__WORK TASK 1__:
List the applications for citizens and tourists that the passage on the Matera smart-city platform names.
__WORK TASK 2__:
Write a continuation of the passage on the Matera smart-city platform, starting after its final sentence.

[SOURCE PASSAGE]

The IT platform described in this work was designed and developed to support a series of services running in the urban area of Matera, a city in Italy with a high tourist appeal. These services are able to provide analysis, planning, and forecasting functionalities (i.e., environmental parameters, vehicular and pedestrian traffic, 3D interactive city reconstruction, occupancy of the points of interest, energy consumption of buildings, public lighting), as well as implementing applications for the citizens and the tourists (i.e., smart path suggestions, citizen feedback based on interactive geo-localized questionnaires, information on city services and events), thanks to the integration of DTs, AI and ML modules, IoT and CPS devices, a data platform, and the other required subsystems into a single framework. The IT architecture in the use case of Matera was realised on an on-premises cloud infrastructure hosted in a data center in the city of Matera. The Smart Cities setup relied on a container orchestration environment based on Portainer [71], a container management software used to deploy several services at the cloud computing level in the form of microservices and, where this was not possible, as a more complex containerized environment, which leveraged Kubernetes and Docker technologies, as shown in Figure 6, where the container details of the notification module in the Portainer sandbox are depicted.
The UI system deployed and integrated exploiting the proposed architecture acquires and integrates the data produced by the IoT sensor networks installed in the city, the data obtained and/or used from/by the DTs and the other modules (i.e, the city graph representation, city 3D models, geo-localized informative layers, the results of the predictive modules, etc.), and, finally, the data available in public repositories (such as satellite or geographic information), exploiting the resources implemented in the data lake and communication interface layers. The various subsystems installed and deployed in the lower layer of the architecture communicate with each other and share the data using the data lake layer as a data collector. The data integration and ETL functionalities leverage the metadata and the information available in the data catalog, to easily integrate heterogeneous data, extract the information of interest, and transform the data into the specific format suitable for each subsystem.
An example of the ETL of data implemented in the use case is reported in the following Figure 7 and Figure 8. In detail, Figure 7 shows a document of the data catalog related to the data from environmental sensors installed in the city and acquired in the data lake. These data include various measurements, such as rainfall, temperature, wind speed, and direction, etc. This document of the data catalog provides a brief description of the data, the names of the DB and the collection where it is stored, a list of all fields, and the corresponding description. Figure 8 shows some of the metadata added to these sensor data, which include the type (two different kinds of environmental sensors were installed in the city), the minimum and the maximum (if available) values, and the measurement unit.
The data integration and ETL functionalities leveraged the metadata and the information available in the data catalog, to easily integrate heterogeneous data, extract the information of interest, and transform the data into the specific format suitable for each subsystem. Figure 9 shows an example of environmental sensor data after the ETL process, applied for use in the dashboard module.
Authorized users can coordinate and orchestrate these subsystems and the data and process flows using the workflow engine. As an example, Figure 10 depicts the interface of Flowable in the workflow engine layer, with a workflow representing the realization of a data scientist application, in which the initial parameters are collected via a process and, after a validation phase, the workflow as requested by the application users is generated.

[/SOURCE PASSAGE]
[DATA FOR ANALYSIS]

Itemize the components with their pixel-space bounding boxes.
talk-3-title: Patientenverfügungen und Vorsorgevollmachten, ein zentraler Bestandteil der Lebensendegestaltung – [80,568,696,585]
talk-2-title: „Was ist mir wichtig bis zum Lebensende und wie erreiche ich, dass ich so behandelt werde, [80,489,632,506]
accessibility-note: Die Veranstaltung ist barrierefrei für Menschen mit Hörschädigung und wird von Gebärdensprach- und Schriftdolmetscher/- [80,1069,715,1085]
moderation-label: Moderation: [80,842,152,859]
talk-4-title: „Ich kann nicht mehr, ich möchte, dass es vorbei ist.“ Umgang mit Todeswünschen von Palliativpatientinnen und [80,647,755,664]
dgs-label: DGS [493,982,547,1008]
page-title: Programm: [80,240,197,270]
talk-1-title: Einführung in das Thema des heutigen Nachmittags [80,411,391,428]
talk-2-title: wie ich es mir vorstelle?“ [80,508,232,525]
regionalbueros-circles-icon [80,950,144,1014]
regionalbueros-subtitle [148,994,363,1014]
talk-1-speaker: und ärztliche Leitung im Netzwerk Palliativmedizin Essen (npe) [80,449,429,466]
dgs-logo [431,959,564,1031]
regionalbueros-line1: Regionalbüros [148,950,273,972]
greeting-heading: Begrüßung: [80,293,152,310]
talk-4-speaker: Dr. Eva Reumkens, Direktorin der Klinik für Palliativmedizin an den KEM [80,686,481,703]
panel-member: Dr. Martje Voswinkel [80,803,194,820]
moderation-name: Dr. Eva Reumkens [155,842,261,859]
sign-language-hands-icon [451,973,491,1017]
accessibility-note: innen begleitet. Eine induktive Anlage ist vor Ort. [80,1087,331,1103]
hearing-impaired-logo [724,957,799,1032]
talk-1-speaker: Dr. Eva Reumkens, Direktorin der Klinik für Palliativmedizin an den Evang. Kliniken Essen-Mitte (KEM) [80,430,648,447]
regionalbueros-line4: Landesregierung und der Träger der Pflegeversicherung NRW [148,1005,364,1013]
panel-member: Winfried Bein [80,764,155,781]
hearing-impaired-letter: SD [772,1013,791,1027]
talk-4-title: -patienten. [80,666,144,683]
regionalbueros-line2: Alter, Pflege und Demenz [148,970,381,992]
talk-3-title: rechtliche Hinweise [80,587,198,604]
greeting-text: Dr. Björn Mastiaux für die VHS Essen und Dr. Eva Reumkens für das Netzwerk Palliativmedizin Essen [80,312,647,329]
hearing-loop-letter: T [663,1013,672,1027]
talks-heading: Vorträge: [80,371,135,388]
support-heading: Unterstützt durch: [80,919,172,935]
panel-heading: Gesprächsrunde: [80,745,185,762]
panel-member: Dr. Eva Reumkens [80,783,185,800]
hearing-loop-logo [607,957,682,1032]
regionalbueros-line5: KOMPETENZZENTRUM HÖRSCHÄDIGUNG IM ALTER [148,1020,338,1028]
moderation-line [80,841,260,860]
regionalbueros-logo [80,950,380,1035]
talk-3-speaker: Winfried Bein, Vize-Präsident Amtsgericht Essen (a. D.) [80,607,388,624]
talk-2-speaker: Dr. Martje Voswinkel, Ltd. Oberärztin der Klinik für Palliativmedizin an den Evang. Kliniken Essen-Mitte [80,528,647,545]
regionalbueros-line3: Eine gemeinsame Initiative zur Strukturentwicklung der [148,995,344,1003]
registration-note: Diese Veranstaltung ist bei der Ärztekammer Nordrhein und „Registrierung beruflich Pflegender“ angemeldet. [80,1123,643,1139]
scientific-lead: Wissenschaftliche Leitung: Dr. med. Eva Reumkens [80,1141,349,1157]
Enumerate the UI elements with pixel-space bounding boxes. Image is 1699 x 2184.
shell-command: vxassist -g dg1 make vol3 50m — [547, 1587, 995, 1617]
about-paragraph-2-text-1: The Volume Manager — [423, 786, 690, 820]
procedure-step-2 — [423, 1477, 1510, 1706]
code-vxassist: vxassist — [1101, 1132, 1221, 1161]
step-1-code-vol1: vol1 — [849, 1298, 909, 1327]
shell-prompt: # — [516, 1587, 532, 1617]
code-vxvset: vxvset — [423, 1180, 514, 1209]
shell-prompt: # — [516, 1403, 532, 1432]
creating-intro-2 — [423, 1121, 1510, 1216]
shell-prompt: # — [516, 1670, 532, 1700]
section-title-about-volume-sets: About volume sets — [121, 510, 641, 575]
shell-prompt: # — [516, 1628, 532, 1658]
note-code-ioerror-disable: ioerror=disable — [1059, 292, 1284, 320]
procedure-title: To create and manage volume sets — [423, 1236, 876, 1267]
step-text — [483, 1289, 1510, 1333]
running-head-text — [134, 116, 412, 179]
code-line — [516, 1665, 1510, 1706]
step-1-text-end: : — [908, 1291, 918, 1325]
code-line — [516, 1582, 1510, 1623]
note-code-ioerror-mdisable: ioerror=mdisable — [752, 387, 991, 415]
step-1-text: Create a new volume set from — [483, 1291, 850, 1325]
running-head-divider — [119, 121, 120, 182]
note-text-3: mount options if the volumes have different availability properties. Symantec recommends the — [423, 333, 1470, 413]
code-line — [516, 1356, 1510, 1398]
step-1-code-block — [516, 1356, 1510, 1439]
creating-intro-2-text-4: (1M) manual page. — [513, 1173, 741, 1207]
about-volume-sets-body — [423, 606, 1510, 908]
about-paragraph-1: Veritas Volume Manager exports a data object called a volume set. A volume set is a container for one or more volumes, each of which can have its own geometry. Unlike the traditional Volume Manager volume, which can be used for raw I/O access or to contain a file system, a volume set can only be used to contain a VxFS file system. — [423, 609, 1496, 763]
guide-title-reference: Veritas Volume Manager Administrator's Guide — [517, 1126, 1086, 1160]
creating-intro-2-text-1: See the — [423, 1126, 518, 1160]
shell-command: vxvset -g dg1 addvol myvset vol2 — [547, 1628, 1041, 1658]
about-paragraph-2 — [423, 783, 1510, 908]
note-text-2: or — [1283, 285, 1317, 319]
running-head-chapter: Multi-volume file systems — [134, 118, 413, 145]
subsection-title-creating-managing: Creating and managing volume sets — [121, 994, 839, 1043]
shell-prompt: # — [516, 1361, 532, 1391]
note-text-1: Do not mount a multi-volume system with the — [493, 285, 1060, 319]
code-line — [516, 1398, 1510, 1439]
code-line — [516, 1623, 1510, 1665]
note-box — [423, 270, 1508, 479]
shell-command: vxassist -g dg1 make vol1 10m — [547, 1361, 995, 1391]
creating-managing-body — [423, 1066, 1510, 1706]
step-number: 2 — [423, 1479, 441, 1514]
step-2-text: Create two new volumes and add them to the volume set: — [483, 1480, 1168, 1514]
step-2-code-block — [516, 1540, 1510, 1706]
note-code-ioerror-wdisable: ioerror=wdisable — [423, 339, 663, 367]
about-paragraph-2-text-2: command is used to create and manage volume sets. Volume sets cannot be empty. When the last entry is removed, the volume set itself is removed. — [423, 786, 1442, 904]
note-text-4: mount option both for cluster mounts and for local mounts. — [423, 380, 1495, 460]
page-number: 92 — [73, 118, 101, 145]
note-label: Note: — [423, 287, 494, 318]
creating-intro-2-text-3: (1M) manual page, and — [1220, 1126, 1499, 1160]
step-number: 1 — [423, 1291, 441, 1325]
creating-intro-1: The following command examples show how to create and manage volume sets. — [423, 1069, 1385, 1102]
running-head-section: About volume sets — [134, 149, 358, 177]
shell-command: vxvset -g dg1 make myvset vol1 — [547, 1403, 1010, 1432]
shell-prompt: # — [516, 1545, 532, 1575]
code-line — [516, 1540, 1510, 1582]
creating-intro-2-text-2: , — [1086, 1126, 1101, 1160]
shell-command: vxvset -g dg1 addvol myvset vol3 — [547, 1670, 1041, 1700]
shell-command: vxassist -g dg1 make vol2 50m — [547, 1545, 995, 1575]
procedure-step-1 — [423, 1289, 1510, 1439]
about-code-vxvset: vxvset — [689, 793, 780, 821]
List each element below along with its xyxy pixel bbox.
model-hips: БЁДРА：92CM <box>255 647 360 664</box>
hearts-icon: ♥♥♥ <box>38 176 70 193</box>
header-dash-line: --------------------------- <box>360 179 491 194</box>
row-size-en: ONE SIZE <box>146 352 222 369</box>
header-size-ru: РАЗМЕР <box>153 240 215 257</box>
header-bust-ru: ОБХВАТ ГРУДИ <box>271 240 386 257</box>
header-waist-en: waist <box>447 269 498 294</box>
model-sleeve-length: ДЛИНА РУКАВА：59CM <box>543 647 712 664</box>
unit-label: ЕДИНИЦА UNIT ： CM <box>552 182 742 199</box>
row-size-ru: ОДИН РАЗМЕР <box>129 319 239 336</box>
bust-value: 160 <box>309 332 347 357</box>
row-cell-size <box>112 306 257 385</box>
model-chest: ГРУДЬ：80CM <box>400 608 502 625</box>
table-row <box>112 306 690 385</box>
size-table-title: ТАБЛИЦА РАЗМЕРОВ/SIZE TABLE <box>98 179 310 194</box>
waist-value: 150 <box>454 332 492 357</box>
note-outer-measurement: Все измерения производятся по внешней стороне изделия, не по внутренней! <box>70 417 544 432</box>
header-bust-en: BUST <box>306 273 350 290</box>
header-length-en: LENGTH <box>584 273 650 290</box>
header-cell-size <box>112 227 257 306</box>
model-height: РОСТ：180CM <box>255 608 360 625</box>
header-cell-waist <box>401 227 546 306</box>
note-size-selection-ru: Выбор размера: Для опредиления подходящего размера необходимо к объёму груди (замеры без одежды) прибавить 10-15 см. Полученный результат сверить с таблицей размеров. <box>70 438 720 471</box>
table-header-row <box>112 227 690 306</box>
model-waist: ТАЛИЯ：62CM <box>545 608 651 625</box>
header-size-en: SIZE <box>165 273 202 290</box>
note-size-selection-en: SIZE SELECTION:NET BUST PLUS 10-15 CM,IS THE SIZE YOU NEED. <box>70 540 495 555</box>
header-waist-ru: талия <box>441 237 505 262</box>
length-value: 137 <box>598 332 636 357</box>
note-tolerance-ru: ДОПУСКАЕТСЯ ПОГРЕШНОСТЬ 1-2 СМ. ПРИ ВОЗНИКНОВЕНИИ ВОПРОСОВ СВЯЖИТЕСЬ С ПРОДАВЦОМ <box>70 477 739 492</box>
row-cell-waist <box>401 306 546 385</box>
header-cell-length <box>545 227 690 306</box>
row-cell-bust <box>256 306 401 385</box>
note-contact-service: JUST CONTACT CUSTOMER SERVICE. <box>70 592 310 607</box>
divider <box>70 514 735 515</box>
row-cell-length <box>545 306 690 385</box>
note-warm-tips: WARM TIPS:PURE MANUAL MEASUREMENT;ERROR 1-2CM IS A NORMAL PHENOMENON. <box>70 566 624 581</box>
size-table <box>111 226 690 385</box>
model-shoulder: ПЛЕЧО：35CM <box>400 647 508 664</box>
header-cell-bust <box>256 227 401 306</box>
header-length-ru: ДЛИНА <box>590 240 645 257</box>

[/DATA FOR ANALYSIS]

__ANSWER SECTION 1__:
- Smart path suggestions
- Citizen feedback based on interactive geo-localized questionnaires
- Information on city services and events

__ANSWER SECTION 2__:
Finally, all the static and dynamic information and data available in the data lake are available for the visualization layer and can be easily visualized. Figure 11 and Figure 12 show an example of the implemented GUI and dashboards. Several users have access to the dashboard, seeing different results depending on their individual privileges (e.g., citizens, municipal technicians, etc.), allowing tailored insights and actions. The main window (see Figure 11) serves as a comprehensive dashboard, offering real-time updates on city status, including sensor data, points of interest, and the population distribution across various categories. Population trends are monitored over time, with the heatmap in Figure 11 dynamically updating as the population distribution changes, allowing for informed decision-making and resource allocation. Detailed analyses on specific points of interest provide deeper insights, empowering targeted interventions and optimized city management. The data stored in the Data Lake can be visualized (see Figure 12) and updated in near real time. As mentioned above, the data are also processed by the ETL functionalities included in the data lake layer, exploiting their metadata to automatically extract the required information and provide them to the dashboard in the expected format. In the case of critical events, the system promptly alerts designated personnel, enabling swift response and mitigation measures. Additionally, procedural guidelines generated by the system consider potential interactions among future events, facilitating effective monitoring and optimization of activities tailored to the specific needs of the city. This proactive approach ensures streamlined operations and enhanced resilience in urban management.
The tests performed in this real-world scenario highlighted that the architecture could support all the foreseen functionalities without any issue, as well as being able to fully integrate and coordinate the various subsystems of the UI platform. The requested information was provided respecting the expected performance levels, in terms of data rates and processing times.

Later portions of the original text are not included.